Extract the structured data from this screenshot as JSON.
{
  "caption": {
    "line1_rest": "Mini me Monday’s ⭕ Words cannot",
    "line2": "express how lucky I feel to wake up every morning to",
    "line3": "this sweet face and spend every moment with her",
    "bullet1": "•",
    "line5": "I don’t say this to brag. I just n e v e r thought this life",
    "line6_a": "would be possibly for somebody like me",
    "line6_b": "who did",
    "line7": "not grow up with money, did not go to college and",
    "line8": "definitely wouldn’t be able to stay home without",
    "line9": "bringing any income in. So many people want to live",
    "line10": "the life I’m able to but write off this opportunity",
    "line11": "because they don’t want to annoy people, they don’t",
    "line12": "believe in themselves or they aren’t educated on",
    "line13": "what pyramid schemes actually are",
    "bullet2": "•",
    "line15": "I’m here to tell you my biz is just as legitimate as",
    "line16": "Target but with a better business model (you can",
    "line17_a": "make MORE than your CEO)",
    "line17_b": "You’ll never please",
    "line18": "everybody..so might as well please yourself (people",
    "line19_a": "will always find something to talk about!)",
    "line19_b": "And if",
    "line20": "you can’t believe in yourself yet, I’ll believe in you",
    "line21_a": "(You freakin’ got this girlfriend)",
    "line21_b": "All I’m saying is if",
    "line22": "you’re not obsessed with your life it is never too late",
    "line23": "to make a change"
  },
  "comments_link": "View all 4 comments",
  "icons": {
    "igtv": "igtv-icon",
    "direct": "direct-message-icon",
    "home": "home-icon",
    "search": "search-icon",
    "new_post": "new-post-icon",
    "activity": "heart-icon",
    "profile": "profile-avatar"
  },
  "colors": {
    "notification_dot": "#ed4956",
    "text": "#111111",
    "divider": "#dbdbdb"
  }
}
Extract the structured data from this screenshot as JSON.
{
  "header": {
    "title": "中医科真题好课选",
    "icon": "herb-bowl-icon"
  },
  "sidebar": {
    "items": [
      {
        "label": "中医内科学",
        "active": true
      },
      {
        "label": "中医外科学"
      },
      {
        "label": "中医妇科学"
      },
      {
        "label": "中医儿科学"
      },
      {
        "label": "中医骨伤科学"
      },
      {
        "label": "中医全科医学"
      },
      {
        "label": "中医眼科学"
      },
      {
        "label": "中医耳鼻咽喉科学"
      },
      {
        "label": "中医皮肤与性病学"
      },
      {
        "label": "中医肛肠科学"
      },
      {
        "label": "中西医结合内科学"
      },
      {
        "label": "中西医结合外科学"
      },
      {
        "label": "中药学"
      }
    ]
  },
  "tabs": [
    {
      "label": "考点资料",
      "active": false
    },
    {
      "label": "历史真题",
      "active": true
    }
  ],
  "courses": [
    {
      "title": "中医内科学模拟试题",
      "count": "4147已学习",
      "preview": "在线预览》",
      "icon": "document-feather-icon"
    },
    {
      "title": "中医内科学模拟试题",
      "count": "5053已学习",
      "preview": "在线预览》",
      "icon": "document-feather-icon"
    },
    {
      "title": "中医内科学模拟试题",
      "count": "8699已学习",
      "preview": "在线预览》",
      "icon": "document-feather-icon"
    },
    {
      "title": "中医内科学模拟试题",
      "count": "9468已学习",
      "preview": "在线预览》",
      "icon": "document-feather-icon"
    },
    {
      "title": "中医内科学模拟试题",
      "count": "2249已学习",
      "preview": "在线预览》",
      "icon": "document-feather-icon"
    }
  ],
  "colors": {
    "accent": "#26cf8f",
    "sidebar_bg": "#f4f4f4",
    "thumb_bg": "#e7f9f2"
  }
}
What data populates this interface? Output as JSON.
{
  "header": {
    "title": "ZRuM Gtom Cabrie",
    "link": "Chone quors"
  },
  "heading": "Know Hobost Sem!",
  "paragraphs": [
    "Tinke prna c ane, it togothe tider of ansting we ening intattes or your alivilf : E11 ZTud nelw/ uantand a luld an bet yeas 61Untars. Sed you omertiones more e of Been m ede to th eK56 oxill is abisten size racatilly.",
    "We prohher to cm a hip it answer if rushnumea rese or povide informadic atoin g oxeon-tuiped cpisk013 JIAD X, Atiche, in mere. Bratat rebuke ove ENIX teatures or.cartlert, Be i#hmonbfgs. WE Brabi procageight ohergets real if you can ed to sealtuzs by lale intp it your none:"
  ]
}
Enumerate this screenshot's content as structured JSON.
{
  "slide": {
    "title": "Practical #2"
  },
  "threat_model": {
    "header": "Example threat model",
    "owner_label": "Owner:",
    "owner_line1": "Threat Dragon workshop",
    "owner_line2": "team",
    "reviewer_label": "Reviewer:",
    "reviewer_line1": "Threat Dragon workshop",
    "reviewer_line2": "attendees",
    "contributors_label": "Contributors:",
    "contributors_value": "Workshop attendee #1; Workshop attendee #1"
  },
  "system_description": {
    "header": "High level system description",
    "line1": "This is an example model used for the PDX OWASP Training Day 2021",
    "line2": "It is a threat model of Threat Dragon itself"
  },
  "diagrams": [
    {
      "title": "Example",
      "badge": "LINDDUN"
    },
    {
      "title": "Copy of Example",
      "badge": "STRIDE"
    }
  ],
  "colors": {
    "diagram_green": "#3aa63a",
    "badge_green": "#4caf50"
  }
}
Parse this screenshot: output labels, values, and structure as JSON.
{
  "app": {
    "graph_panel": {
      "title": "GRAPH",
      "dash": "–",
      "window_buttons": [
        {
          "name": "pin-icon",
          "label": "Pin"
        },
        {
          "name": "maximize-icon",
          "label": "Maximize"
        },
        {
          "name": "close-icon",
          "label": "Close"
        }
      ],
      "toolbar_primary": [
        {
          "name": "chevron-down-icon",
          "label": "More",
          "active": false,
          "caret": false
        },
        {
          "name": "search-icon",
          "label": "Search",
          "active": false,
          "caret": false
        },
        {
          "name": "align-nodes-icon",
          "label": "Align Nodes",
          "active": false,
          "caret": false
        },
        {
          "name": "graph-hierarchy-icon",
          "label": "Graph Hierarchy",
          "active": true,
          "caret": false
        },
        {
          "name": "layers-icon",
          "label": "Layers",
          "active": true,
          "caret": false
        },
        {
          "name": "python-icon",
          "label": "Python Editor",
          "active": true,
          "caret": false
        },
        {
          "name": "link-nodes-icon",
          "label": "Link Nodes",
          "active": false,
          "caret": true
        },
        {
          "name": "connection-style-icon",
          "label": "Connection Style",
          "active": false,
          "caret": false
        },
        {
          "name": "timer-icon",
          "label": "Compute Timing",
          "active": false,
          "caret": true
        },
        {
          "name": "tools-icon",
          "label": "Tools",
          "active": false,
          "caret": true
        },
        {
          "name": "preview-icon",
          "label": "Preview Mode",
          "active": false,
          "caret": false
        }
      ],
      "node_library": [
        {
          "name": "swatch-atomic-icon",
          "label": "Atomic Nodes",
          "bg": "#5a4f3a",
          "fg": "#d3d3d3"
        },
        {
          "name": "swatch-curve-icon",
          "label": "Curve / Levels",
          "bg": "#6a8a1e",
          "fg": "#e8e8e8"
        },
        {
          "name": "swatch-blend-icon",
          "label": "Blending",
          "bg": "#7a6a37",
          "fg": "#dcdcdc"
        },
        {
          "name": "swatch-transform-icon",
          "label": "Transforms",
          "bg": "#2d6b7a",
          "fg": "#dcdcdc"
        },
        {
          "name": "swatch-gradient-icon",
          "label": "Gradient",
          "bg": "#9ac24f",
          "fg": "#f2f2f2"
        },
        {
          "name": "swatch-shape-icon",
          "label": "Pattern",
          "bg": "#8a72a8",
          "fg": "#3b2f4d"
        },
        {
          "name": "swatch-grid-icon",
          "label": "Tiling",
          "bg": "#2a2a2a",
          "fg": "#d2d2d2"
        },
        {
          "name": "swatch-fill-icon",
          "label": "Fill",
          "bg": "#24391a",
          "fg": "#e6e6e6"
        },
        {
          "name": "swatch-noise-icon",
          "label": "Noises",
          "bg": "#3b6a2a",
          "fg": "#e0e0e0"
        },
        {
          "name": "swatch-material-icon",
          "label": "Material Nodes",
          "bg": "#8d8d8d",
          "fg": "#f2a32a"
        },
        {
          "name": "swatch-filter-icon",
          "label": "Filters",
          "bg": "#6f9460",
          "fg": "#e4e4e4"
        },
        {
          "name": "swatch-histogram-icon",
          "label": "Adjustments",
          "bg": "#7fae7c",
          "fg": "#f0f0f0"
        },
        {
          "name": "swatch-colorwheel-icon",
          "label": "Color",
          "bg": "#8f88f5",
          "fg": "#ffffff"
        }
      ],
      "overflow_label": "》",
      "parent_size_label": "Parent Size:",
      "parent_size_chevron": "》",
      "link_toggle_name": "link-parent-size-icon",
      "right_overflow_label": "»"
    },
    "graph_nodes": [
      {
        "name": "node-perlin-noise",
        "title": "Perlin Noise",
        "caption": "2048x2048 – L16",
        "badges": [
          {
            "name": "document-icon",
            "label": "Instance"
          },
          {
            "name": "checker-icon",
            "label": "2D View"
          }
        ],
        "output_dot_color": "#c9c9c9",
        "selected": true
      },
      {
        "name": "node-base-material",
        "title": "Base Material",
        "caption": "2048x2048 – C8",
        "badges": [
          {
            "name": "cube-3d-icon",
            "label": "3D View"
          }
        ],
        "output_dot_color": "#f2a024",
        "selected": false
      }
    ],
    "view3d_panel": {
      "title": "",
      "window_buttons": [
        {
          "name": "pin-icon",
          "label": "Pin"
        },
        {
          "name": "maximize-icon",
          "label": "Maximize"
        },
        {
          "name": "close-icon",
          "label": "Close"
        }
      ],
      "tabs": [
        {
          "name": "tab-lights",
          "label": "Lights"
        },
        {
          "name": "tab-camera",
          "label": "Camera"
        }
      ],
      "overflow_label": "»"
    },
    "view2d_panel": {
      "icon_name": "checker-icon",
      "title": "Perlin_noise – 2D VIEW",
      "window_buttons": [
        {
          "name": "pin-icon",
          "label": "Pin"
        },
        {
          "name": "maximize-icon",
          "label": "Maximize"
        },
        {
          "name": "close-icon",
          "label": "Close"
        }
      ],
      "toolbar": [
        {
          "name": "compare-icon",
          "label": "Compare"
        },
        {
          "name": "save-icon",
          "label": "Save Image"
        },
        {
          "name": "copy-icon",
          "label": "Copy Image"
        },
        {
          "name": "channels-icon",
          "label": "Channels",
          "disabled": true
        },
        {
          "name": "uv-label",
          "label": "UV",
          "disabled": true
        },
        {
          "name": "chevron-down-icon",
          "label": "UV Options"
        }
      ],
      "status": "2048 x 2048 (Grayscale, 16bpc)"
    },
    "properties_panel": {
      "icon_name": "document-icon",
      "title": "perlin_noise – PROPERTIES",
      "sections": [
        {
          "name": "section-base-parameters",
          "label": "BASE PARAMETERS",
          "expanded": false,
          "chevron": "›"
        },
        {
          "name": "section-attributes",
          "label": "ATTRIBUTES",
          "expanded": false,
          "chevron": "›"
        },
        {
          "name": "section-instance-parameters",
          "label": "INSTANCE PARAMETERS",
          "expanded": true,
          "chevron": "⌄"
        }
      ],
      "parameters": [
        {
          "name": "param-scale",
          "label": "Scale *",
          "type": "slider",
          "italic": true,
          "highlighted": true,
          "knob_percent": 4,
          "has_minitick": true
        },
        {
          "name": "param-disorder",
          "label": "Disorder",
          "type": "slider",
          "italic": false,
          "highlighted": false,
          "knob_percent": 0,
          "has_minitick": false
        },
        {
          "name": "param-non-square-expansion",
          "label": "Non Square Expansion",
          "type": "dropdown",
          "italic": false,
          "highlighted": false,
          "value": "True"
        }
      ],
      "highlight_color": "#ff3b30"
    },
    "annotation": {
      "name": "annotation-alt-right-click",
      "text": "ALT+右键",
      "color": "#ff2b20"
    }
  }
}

^^^^^^^^

- What you have to do: What is the number of lines above that hold the string "make"? Answer with that number alone.

- Exercise output: 2